Every record below should be printed exactly as given.

======== Task material

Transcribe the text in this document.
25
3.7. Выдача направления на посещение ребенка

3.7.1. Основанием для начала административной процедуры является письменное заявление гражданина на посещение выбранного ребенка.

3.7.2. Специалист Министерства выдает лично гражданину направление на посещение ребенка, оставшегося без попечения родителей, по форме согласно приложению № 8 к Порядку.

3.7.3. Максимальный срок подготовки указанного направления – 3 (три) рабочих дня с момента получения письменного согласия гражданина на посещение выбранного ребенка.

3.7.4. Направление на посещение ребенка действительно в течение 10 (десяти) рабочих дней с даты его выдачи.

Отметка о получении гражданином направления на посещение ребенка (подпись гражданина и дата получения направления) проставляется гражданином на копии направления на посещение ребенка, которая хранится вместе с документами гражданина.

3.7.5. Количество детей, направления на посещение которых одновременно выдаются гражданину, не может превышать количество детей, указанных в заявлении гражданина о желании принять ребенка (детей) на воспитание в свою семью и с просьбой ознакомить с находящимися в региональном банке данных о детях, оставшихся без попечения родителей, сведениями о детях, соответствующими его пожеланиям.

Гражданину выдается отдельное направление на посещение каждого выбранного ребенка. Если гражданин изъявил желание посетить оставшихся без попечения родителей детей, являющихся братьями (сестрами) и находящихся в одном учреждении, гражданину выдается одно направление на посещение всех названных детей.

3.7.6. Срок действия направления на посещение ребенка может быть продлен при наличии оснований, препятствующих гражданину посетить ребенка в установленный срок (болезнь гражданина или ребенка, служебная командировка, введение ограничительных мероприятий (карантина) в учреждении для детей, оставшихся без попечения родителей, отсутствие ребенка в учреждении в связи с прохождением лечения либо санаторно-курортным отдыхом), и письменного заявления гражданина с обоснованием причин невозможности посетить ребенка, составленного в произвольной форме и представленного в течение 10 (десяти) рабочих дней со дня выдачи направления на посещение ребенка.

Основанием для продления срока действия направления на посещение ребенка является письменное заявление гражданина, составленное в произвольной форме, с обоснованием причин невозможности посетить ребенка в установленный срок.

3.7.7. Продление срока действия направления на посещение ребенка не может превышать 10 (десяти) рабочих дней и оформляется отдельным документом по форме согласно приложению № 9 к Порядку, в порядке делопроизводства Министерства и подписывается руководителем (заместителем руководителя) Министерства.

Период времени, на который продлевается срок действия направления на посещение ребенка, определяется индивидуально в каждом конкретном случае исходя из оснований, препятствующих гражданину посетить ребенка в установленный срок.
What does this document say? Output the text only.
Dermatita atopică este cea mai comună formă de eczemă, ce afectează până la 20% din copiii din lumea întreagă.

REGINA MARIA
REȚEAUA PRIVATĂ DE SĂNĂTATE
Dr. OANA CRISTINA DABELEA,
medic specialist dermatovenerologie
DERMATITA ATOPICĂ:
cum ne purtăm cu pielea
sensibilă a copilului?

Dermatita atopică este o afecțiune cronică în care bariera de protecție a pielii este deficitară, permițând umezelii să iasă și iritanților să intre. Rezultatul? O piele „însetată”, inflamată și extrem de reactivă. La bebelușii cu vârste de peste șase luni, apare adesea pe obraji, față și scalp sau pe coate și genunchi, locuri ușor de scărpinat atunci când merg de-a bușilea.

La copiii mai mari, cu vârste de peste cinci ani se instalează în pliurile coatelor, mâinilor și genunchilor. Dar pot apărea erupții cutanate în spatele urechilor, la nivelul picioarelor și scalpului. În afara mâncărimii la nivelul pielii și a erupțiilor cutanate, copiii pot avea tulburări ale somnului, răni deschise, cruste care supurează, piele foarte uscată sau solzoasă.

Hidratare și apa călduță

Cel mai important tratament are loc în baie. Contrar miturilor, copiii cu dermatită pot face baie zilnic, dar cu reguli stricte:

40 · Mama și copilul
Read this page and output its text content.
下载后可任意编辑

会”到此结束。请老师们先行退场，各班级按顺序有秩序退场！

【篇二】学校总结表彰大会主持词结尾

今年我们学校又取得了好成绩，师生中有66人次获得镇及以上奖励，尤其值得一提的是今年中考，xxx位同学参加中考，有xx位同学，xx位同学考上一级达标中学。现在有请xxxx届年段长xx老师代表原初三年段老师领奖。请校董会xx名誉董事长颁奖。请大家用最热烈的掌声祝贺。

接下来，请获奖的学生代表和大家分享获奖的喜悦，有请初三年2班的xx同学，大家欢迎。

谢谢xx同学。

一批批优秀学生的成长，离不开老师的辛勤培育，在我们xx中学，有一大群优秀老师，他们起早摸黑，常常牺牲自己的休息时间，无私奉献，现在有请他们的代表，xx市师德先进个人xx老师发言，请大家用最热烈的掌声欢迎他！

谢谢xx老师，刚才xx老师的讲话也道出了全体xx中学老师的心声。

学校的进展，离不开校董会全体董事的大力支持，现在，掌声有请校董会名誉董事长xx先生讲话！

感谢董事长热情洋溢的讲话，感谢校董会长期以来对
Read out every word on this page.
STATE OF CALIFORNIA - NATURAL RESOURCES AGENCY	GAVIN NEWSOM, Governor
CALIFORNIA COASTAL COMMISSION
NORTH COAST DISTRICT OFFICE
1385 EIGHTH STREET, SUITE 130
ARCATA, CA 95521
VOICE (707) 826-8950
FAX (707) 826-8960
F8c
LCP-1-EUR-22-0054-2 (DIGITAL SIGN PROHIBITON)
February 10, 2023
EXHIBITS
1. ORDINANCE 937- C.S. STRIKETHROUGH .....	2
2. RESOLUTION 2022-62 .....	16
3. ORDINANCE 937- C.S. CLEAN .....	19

================

### Problem solution
Transcribe the text in this document.
25
3.7. Выдача направления на посещение ребенка

3.7.1. Основанием для начала административной процедуры является письменное заявление гражданина на посещение выбранного ребенка.

3.7.2. Специалист Министерства выдает лично гражданину направление на посещение ребенка, оставшегося без попечения родителей, по форме согласно приложению № 8 к Порядку.

3.7.3. Максимальный срок подготовки указанного направления – 3 (три) рабочих дня с момента получения письменного согласия гражданина на посещение выбранного ребенка.

3.7.4. Направление на посещение ребенка действительно в течение 10 (десяти) рабочих дней с даты его выдачи.

Отметка о получении гражданином направления на посещение ребенка (подпись гражданина и дата получения направления) проставляется гражданином на копии направления на посещение ребенка, которая хранится вместе с документами гражданина.

3.7.5. Количество детей, направления на посещение которых одновременно выдаются гражданину, не может превышать количество детей, указанных в заявлении гражданина о желании принять ребенка (детей) на воспитание в свою семью и с просьбой ознакомить с находящимися в региональном банке данных о детях, оставшихся без попечения родителей, сведениями о детях, соответствующими его пожеланиям.

Гражданину выдается отдельное направление на посещение каждого выбранного ребенка. Если гражданин изъявил желание посетить оставшихся без попечения родителей детей, являющихся братьями (сестрами) и находящихся в одном учреждении, гражданину выдается одно направление на посещение всех названных детей.

3.7.6. Срок действия направления на посещение ребенка может быть продлен при наличии оснований, препятствующих гражданину посетить ребенка в установленный срок (болезнь гражданина или ребенка, служебная командировка, введение ограничительных мероприятий (карантина) в учреждении для детей, оставшихся без попечения родителей, отсутствие ребенка в учреждении в связи с прохождением лечения либо санаторно-курортным отдыхом), и письменного заявления гражданина с обоснованием причин невозможности посетить ребенка, составленного в произвольной форме и представленного в течение 10 (десяти) рабочих дней со дня выдачи направления на посещение ребенка.

Основанием для продления срока действия направления на посещение ребенка является письменное заявление гражданина, составленное в произвольной форме, с обоснованием причин невозможности посетить ребенка в установленный срок.

3.7.7. Продление срока действия направления на посещение ребенка не может превышать 10 (десяти) рабочих дней и оформляется отдельным документом по форме согласно приложению № 9 к Порядку, в порядке делопроизводства Министерства и подписывается руководителем (заместителем руководителя) Министерства.

Период времени, на который продлевается срок действия направления на посещение ребенка, определяется индивидуально в каждом конкретном случае исходя из оснований, препятствующих гражданину посетить ребенка в установленный срок.
What does this document say? Output the text only.
Dermatita atopică este cea mai comună formă de eczemă, ce afectează până la 20% din copiii din lumea întreagă.

REGINA MARIA
REȚEAUA PRIVATĂ DE SĂNĂTATE
Dr. OANA CRISTINA DABELEA,
medic specialist dermatovenerologie
DERMATITA ATOPICĂ:
cum ne purtăm cu pielea
sensibilă a copilului?

Dermatita atopică este o afecțiune cronică în care bariera de protecție a pielii este deficitară, permițând umezelii să iasă și iritanților să intre. Rezultatul? O piele „însetată”, inflamată și extrem de reactivă. La bebelușii cu vârste de peste șase luni, apare adesea pe obraji, față și scalp sau pe coate și genunchi, locuri ușor de scărpinat atunci când merg de-a bușilea.

La copiii mai mari, cu vârste de peste cinci ani se instalează în pliurile coatelor, mâinilor și genunchilor. Dar pot apărea erupții cutanate în spatele urechilor, la nivelul picioarelor și scalpului. În afara mâncărimii la nivelul pielii și a erupțiilor cutanate, copiii pot avea tulburări ale somnului, răni deschise, cruste care supurează, piele foarte uscată sau solzoasă.

Hidratare și apa călduță

Cel mai important tratament are loc în baie. Contrar miturilor, copiii cu dermatită pot face baie zilnic, dar cu reguli stricte:

40 · Mama și copilul
Read this page and output its text content.
下载后可任意编辑

会”到此结束。请老师们先行退场，各班级按顺序有秩序退场！

【篇二】学校总结表彰大会主持词结尾

今年我们学校又取得了好成绩，师生中有66人次获得镇及以上奖励，尤其值得一提的是今年中考，xxx位同学参加中考，有xx位同学，xx位同学考上一级达标中学。现在有请xxxx届年段长xx老师代表原初三年段老师领奖。请校董会xx名誉董事长颁奖。请大家用最热烈的掌声祝贺。

接下来，请获奖的学生代表和大家分享获奖的喜悦，有请初三年2班的xx同学，大家欢迎。

谢谢xx同学。

一批批优秀学生的成长，离不开老师的辛勤培育，在我们xx中学，有一大群优秀老师，他们起早摸黑，常常牺牲自己的休息时间，无私奉献，现在有请他们的代表，xx市师德先进个人xx老师发言，请大家用最热烈的掌声欢迎他！

谢谢xx老师，刚才xx老师的讲话也道出了全体xx中学老师的心声。

学校的进展，离不开校董会全体董事的大力支持，现在，掌声有请校董会名誉董事长xx先生讲话！

感谢董事长热情洋溢的讲话，感谢校董会长期以来对
Read out every word on this page.
STATE OF CALIFORNIA - NATURAL RESOURCES AGENCY	GAVIN NEWSOM, Governor
CALIFORNIA COASTAL COMMISSION
NORTH COAST DISTRICT OFFICE
1385 EIGHTH STREET, SUITE 130
ARCATA, CA 95521
VOICE (707) 826-8950
FAX (707) 826-8960
F8c
LCP-1-EUR-22-0054-2 (DIGITAL SIGN PROHIBITON)
February 10, 2023
EXHIBITS
1. ORDINANCE 937- C.S. STRIKETHROUGH .....	2
2. RESOLUTION 2022-62 .....	16
3. ORDINANCE 937- C.S. CLEAN .....	19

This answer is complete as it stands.